▸ INSTRUCTIONS FOR THE TASK
Copy each line of the data below with the word "Paul".

** start DATASET RECORDS **

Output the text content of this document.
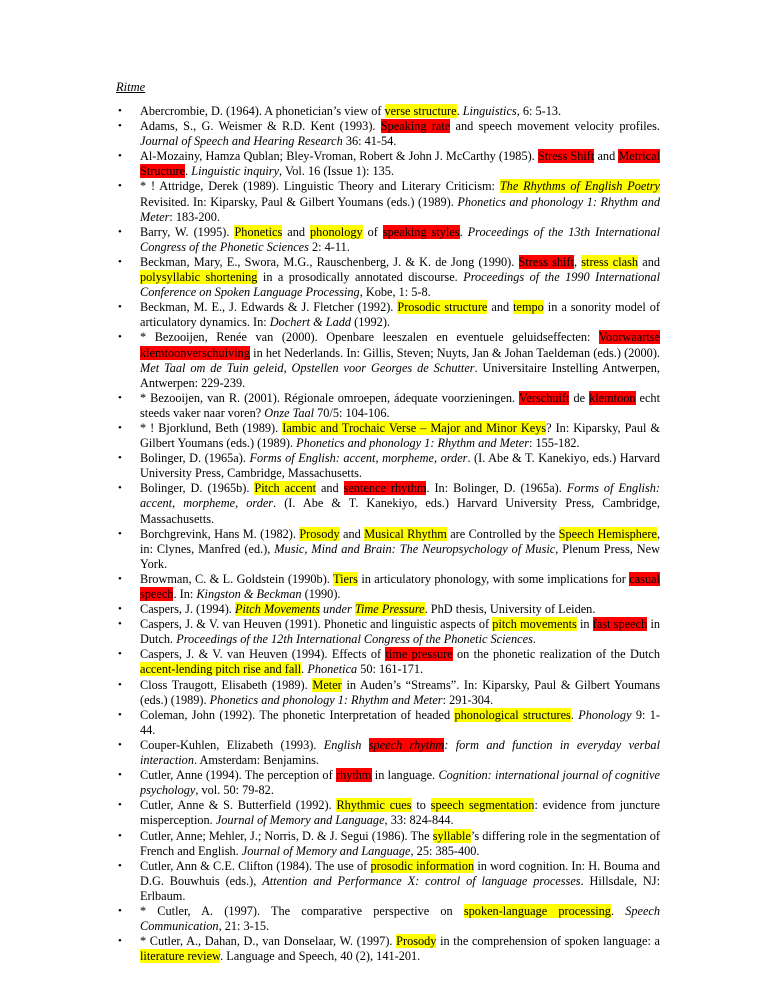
Ritme
• Abercrombie, D. (1964). A phonetician’s view of verse structure. Linguistics, 6: 5-13.
• Adams, S., G. Weismer & R.D. Kent (1993). Speaking rate and speech movement velocity profiles. Journal of Speech and Hearing Research 36: 41-54.
• Al-Mozainy, Hamza Qublan; Bley-Vroman, Robert & John J. McCarthy (1985). Stress Shift and Metrical Structure. Linguistic inquiry, Vol. 16 (Issue 1): 135.
• * ! Attridge, Derek (1989). Linguistic Theory and Literary Criticism: The Rhythms of English Poetry Revisited. In: Kiparsky, Paul & Gilbert Youmans (eds.) (1989). Phonetics and phonology 1: Rhythm and Meter: 183-200.
• Barry, W. (1995). Phonetics and phonology of speaking styles. Proceedings of the 13th International Congress of the Phonetic Sciences 2: 4-11.
• Beckman, Mary, E., Swora, M.G., Rauschenberg, J. & K. de Jong (1990). Stress shift, stress clash and polysyllabic shortening in a prosodically annotated discourse. Proceedings of the 1990 International Conference on Spoken Language Processing, Kobe, 1: 5-8.
• Beckman, M. E., J. Edwards & J. Fletcher (1992). Prosodic structure and tempo in a sonority model of articulatory dynamics. In: Dochert & Ladd (1992).
• * Bezooijen, Renée van (2000). Openbare leeszalen en eventuele geluidseffecten: Voorwaartse klemtoonverschuiving in het Nederlands. In: Gillis, Steven; Nuyts, Jan & Johan Taeldeman (eds.) (2000). Met Taal om de Tuin geleid, Opstellen voor Georges de Schutter. Universitaire Instelling Antwerpen, Antwerpen: 229-239.
• * Bezooijen, van R. (2001). Régionale omroepen, ádequate voorzieningen. Verschuift de klemtoon echt steeds vaker naar voren? Onze Taal 70/5: 104-106.
• * ! Bjorklund, Beth (1989). Iambic and Trochaic Verse – Major and Minor Keys? In: Kiparsky, Paul & Gilbert Youmans (eds.) (1989). Phonetics and phonology 1: Rhythm and Meter: 155-182.
• Bolinger, D. (1965a). Forms of English: accent, morpheme, order. (I. Abe & T. Kanekiyo, eds.) Harvard University Press, Cambridge, Massachusetts.
• Bolinger, D. (1965b). Pitch accent and sentence rhythm. In: Bolinger, D. (1965a). Forms of English: accent, morpheme, order. (I. Abe & T. Kanekiyo, eds.) Harvard University Press, Cambridge, Massachusetts.
• Borchgrevink, Hans M. (1982). Prosody and Musical Rhythm are Controlled by the Speech Hemisphere, in: Clynes, Manfred (ed.), Music, Mind and Brain: The Neuropsychology of Music, Plenum Press, New York.
• Browman, C. & L. Goldstein (1990b). Tiers in articulatory phonology, with some implications for casual speech. In: Kingston & Beckman (1990).
• Caspers, J. (1994). Pitch Movements under Time Pressure. PhD thesis, University of Leiden.
• Caspers, J. & V. van Heuven (1991). Phonetic and linguistic aspects of pitch movements in fast speech in Dutch. Proceedings of the 12th International Congress of the Phonetic Sciences.
• Caspers, J. & V. van Heuven (1994). Effects of time pressure on the phonetic realization of the Dutch accent-lending pitch rise and fall. Phonetica 50: 161-171.
• Closs Traugott, Elisabeth (1989). Meter in Auden’s “Streams”. In: Kiparsky, Paul & Gilbert Youmans (eds.) (1989). Phonetics and phonology 1: Rhythm and Meter: 291-304.
• Coleman, John (1992). The phonetic Interpretation of headed phonological structures. Phonology 9: 1-44.
• Couper-Kuhlen, Elizabeth (1993). English speech rhythm: form and function in everyday verbal interaction. Amsterdam: Benjamins.
• Cutler, Anne (1994). The perception of rhythm in language. Cognition: international journal of cognitive psychology, vol. 50: 79-82.
• Cutler, Anne & S. Butterfield (1992). Rhythmic cues to speech segmentation: evidence from juncture misperception. Journal of Memory and Language, 33: 824-844.
• Cutler, Anne; Mehler, J.; Norris, D. & J. Segui (1986). The syllable’s differing role in the segmentation of French and English. Journal of Memory and Language, 25: 385-400.
• Cutler, Ann & C.E. Clifton (1984). The use of prosodic information in word cognition. In: H. Bouma and D.G. Bouwhuis (eds.), Attention and Performance X: control of language processes. Hillsdale, NJ: Erlbaum.
• * Cutler, A. (1997). The comparative perspective on spoken-language processing. Speech Communication, 21: 3-15.
• * Cutler, A., Dahan, D., van Donselaar, W. (1997). Prosody in the comprehension of spoken language: a literature review. Language and Speech, 40 (2), 141-201.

** end DATASET RECORDS **

▸ SOLUTION TO THIS EXERCISE
• * ! Attridge, Derek (1989). Linguistic Theory and Literary Criticism: The Rhythms of English Poetry Revisited. In: Kiparsky, Paul & Gilbert Youmans (eds.) (1989). Phonetics and phonology 1: Rhythm and Meter: 183-200.
• * ! Bjorklund, Beth (1989). Iambic and Trochaic Verse – Major and Minor Keys? In: Kiparsky, Paul & Gilbert Youmans (eds.) (1989). Phonetics and phonology 1: Rhythm and Meter: 155-182.
• Closs Traugott, Elisabeth (1989). Meter in Auden’s “Streams”. In: Kiparsky, Paul & Gilbert Youmans (eds.) (1989). Phonetics and phonology 1: Rhythm and Meter: 291-304.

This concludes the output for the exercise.